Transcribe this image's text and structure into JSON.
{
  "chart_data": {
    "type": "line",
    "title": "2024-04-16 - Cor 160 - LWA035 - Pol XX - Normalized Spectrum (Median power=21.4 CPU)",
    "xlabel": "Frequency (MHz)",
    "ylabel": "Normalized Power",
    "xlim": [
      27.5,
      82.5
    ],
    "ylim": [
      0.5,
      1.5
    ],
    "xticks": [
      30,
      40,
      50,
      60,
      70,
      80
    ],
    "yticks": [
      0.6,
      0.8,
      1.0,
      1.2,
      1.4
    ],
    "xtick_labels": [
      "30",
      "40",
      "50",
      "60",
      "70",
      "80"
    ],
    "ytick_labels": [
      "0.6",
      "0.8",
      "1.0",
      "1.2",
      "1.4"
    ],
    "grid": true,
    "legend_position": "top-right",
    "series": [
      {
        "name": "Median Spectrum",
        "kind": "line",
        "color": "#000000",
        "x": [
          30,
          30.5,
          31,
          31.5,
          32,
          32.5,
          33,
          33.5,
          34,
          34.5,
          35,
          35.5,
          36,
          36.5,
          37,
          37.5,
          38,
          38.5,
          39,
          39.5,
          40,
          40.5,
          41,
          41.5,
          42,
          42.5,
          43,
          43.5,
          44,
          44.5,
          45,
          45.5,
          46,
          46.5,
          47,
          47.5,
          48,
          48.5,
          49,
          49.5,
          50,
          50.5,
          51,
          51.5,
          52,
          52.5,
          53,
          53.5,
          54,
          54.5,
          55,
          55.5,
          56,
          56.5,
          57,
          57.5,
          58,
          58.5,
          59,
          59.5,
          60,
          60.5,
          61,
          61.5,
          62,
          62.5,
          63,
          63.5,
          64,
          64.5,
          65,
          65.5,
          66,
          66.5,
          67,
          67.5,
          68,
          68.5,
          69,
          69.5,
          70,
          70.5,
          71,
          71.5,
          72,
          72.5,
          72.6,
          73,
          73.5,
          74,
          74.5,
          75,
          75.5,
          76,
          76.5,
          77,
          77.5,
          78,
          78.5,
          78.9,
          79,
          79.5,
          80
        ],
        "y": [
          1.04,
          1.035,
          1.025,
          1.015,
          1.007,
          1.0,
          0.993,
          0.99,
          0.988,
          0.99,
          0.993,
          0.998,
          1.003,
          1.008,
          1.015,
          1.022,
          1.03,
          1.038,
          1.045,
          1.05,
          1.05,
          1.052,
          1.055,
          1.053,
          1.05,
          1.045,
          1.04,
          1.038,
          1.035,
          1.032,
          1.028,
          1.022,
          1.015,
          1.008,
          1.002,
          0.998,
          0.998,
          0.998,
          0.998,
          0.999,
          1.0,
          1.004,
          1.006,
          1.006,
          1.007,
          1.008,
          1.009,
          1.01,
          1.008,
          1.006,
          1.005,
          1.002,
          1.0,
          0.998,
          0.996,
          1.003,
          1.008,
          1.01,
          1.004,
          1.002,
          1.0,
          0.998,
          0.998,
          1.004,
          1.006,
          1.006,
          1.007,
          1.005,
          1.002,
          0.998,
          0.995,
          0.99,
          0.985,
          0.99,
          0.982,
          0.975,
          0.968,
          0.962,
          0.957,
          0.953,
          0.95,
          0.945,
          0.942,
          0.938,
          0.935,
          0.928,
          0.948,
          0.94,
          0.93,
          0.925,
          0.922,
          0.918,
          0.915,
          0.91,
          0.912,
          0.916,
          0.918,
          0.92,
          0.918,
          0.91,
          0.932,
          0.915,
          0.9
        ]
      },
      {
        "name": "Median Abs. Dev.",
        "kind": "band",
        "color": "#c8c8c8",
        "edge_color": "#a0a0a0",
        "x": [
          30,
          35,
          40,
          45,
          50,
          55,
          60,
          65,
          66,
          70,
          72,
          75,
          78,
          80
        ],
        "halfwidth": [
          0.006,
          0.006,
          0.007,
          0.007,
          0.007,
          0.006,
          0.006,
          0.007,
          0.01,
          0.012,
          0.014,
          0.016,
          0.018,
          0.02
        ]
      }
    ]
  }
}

——

_THE PROBLEM:_ Go through the material and select each line with the string "Spectrum" in it.

_RESPONSE:_
    "title": "2024-04-16 - Cor 160 - LWA035 - Pol XX - Normalized Spectrum (Median power=21.4 CPU)",
        "name": "Median Spectrum",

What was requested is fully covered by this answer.